## [WHAT THE EXERCISE ASKS]
Scan the material and copy every line in which "consumer" appears.

========================================================================

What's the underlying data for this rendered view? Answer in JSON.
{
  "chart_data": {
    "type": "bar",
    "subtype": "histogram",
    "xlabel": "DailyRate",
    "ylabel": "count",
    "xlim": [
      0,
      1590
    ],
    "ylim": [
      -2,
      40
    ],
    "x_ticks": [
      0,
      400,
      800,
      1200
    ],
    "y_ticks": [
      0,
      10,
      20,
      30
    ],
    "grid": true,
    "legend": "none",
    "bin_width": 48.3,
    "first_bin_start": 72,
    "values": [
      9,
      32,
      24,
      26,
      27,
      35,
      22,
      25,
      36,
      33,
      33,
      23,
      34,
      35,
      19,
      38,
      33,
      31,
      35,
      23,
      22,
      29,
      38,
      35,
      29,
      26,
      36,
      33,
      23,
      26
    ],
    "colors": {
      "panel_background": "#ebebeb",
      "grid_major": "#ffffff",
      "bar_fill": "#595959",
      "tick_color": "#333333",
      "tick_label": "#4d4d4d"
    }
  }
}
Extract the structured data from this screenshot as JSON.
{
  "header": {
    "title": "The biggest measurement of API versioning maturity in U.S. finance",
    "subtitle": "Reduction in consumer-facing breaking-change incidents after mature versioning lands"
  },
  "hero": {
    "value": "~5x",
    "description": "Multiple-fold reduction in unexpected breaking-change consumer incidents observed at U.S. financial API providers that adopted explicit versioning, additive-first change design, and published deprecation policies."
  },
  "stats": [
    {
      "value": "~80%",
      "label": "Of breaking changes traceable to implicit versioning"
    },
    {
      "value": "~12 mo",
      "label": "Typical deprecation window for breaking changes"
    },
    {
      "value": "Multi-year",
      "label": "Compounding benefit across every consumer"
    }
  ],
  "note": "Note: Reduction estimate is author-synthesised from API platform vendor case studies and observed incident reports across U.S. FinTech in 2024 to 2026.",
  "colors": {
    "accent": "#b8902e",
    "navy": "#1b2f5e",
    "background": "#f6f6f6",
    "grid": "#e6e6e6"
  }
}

========================================================================

## [COMPLETED EXERCISE]
    "subtitle": "Reduction in consumer-facing breaking-change incidents after mature versioning lands"
    "description": "Multiple-fold reduction in unexpected breaking-change consumer incidents observed at U.S. financial API providers that adopted explicit versioning, additive-first change design, and published deprecation policies."
      "label": "Compounding benefit across every consumer"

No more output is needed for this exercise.